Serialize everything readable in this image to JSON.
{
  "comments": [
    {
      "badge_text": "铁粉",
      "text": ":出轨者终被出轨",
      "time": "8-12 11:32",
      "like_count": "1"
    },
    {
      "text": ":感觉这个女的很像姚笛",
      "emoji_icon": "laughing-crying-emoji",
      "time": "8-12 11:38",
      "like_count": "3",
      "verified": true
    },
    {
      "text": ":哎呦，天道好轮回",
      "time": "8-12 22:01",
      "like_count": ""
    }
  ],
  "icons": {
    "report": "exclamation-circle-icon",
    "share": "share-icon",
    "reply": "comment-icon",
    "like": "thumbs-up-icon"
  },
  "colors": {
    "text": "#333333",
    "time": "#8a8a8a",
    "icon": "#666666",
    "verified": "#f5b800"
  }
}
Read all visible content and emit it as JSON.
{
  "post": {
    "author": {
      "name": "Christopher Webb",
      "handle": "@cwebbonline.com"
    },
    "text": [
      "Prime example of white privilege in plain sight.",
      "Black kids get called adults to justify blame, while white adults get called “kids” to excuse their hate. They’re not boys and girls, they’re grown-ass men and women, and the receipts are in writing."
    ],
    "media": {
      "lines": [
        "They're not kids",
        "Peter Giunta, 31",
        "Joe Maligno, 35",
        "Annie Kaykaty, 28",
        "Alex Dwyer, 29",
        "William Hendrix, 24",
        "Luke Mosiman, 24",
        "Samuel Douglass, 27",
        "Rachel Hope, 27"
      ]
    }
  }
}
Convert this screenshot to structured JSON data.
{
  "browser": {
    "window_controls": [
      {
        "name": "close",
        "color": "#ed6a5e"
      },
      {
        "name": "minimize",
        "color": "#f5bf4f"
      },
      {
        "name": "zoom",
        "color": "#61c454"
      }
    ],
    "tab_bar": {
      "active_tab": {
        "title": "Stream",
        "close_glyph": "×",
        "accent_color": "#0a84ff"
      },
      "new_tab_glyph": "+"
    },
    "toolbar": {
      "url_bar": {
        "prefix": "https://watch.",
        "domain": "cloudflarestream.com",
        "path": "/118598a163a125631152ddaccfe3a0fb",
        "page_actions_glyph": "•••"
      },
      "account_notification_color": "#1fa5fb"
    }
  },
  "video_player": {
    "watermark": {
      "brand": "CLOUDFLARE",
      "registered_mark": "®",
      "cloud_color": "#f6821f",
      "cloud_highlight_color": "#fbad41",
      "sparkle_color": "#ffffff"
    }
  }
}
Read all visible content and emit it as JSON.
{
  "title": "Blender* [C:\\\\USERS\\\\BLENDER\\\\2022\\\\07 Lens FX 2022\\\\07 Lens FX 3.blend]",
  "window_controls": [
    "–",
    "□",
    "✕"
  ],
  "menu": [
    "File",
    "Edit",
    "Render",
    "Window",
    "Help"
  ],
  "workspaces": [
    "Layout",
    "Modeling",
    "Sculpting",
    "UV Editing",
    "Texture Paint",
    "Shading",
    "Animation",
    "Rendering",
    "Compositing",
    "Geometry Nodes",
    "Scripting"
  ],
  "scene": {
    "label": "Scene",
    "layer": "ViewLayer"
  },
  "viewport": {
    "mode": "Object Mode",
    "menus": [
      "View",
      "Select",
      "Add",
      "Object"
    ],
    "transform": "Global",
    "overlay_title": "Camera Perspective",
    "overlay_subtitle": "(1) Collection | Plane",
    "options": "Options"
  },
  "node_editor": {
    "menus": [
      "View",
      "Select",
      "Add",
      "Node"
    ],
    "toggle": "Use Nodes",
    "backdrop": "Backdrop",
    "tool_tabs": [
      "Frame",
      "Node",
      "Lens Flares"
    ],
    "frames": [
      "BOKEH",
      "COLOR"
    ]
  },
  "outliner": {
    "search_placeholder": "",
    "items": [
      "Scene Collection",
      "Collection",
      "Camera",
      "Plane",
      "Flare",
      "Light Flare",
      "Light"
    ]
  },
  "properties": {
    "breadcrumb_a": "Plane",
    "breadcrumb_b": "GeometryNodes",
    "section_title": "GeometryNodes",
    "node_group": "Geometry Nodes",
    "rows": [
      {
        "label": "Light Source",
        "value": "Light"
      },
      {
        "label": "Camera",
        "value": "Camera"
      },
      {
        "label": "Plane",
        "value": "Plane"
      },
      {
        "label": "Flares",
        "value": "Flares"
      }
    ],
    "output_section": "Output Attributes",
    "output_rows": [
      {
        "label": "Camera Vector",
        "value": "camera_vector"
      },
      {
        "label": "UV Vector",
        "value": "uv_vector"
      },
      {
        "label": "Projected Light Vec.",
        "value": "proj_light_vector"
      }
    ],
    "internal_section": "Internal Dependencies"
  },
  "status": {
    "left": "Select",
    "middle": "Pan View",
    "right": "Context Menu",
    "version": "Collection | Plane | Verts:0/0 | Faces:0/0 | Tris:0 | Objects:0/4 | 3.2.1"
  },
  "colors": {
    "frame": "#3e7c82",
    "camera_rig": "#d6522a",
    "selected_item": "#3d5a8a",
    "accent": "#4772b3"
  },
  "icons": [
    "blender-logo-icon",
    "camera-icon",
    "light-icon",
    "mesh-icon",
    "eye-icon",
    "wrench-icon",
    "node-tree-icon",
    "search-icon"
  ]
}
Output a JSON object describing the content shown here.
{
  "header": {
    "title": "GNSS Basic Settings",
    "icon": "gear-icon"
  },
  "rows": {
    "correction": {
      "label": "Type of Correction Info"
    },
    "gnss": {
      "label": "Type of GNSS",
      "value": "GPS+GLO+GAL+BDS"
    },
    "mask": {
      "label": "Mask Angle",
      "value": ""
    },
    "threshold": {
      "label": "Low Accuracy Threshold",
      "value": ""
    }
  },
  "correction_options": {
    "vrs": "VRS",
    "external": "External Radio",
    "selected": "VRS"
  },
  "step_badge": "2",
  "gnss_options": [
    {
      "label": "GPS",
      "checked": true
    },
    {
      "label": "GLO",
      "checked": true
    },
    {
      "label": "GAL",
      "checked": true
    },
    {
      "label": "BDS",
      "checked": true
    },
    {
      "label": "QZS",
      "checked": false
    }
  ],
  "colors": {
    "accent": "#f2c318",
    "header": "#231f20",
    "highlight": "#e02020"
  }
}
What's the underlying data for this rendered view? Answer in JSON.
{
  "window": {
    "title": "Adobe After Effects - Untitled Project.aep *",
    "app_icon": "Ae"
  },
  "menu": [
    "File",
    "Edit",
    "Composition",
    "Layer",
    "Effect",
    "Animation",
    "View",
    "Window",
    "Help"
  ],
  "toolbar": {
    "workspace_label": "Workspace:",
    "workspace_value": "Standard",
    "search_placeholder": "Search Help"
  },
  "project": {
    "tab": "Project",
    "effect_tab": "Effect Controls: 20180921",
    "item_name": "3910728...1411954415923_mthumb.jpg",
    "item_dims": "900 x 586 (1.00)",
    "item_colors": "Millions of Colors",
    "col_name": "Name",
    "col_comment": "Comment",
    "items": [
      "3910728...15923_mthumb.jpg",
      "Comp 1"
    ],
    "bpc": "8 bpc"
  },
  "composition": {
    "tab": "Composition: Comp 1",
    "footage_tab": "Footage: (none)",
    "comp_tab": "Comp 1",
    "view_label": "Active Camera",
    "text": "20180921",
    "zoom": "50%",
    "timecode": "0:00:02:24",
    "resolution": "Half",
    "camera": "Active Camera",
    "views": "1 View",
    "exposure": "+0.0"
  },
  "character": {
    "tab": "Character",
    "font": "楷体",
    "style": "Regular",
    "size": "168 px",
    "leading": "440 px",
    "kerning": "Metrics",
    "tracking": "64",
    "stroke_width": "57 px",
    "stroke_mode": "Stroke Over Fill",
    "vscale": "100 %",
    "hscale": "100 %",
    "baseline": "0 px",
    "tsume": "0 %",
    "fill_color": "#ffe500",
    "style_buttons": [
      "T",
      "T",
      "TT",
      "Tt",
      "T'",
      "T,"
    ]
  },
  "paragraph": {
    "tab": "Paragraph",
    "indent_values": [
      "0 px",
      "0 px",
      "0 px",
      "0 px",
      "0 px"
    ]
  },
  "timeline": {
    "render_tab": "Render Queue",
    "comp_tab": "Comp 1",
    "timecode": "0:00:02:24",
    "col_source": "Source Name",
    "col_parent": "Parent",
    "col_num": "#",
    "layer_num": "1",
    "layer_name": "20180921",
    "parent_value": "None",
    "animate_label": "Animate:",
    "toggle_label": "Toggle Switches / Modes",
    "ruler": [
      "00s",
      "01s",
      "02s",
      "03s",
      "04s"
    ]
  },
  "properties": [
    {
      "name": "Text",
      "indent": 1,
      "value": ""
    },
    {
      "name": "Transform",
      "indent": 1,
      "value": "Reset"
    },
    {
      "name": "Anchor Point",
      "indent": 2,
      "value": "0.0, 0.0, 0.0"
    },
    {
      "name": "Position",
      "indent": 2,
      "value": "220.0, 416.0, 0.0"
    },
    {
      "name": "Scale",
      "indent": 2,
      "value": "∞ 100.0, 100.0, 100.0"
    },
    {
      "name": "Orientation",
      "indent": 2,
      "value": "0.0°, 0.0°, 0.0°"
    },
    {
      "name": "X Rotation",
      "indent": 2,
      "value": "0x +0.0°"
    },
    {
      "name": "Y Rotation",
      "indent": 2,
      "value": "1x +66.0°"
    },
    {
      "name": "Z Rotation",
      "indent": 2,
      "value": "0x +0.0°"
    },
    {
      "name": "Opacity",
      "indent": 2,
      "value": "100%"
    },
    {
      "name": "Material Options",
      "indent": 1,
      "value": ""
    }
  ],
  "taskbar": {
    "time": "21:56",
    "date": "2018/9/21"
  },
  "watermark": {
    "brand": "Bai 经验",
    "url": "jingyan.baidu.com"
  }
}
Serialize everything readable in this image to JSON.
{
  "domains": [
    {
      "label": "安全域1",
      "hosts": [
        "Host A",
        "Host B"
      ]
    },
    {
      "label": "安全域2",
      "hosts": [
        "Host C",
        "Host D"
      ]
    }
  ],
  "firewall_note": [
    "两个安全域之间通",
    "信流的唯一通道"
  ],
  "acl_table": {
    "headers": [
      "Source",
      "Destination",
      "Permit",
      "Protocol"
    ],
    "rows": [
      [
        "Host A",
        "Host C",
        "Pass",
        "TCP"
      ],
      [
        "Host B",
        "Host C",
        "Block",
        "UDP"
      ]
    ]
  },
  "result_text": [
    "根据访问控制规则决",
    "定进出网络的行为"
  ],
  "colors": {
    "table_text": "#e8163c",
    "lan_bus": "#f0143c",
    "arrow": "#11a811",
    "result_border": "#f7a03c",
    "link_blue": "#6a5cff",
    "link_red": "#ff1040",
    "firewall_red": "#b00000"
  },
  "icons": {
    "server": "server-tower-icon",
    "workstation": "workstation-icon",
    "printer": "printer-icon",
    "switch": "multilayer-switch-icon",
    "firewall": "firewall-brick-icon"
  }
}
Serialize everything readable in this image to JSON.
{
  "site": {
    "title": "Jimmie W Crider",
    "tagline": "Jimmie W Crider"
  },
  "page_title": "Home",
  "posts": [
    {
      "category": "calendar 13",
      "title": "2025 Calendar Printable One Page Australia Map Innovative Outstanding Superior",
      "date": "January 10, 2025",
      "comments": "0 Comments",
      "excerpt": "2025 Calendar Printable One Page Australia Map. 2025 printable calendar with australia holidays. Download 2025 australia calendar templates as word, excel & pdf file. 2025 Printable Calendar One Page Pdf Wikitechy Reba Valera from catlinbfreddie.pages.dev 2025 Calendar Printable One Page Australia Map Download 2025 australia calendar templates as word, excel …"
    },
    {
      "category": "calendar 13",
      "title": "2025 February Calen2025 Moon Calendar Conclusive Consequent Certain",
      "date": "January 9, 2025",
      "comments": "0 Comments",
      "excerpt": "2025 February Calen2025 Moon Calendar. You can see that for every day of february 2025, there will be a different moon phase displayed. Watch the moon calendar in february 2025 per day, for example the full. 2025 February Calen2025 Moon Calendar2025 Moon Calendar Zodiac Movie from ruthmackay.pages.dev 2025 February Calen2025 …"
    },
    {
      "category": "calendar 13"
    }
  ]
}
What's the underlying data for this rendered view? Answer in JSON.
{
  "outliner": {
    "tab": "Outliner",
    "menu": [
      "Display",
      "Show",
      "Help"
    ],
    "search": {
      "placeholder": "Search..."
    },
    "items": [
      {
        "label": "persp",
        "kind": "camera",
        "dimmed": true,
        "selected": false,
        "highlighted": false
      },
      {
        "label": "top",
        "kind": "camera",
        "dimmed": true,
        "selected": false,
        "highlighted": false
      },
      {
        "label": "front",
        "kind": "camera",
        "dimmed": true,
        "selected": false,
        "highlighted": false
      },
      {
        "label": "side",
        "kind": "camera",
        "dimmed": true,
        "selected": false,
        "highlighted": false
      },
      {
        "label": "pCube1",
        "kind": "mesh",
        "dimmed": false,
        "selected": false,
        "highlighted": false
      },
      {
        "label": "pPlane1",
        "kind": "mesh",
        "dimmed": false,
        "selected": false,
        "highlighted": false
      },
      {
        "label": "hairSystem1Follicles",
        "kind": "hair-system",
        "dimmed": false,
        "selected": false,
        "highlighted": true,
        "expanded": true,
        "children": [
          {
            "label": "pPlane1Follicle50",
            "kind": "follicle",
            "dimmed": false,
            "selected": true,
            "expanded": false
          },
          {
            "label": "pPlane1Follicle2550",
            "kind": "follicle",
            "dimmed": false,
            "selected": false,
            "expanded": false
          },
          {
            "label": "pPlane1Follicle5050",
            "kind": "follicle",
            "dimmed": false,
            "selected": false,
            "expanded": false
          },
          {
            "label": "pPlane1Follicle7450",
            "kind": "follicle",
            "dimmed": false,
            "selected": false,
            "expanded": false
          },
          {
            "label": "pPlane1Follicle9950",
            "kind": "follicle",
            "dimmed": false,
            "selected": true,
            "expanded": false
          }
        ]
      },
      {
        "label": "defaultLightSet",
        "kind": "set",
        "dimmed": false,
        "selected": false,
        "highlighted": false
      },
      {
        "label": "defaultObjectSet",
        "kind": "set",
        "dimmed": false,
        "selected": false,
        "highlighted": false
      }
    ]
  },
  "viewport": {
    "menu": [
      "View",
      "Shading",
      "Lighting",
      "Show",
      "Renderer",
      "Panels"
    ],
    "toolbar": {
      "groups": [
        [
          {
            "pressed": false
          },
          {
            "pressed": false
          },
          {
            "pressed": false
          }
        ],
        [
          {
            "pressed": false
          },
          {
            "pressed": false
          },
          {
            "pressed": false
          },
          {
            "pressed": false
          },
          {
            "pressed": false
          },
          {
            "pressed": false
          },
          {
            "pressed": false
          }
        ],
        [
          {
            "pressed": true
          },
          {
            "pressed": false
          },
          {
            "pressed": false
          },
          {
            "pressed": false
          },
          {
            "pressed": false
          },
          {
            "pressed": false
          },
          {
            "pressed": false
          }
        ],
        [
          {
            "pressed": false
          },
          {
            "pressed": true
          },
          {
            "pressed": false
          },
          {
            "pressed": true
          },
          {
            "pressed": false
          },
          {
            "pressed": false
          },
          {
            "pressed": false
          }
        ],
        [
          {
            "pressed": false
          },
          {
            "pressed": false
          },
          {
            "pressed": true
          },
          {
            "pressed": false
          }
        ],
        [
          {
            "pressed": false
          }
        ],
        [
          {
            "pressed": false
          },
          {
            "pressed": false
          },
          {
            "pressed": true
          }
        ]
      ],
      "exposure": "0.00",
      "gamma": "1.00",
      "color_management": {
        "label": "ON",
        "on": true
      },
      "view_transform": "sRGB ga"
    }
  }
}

§ §

■ PROBLEM STATEMENT ■
Write out every line of the data that holds the word "Collection".

■ SOLUTION FOR THIS PROBLEM ■
    "overlay_subtitle": "(1) Collection | Plane",
      "Scene Collection",
      "Collection",
    "version": "Collection | Plane | Verts:0/0 | Faces:0/0 | Tris:0 | Objects:0/4 | 3.2.1"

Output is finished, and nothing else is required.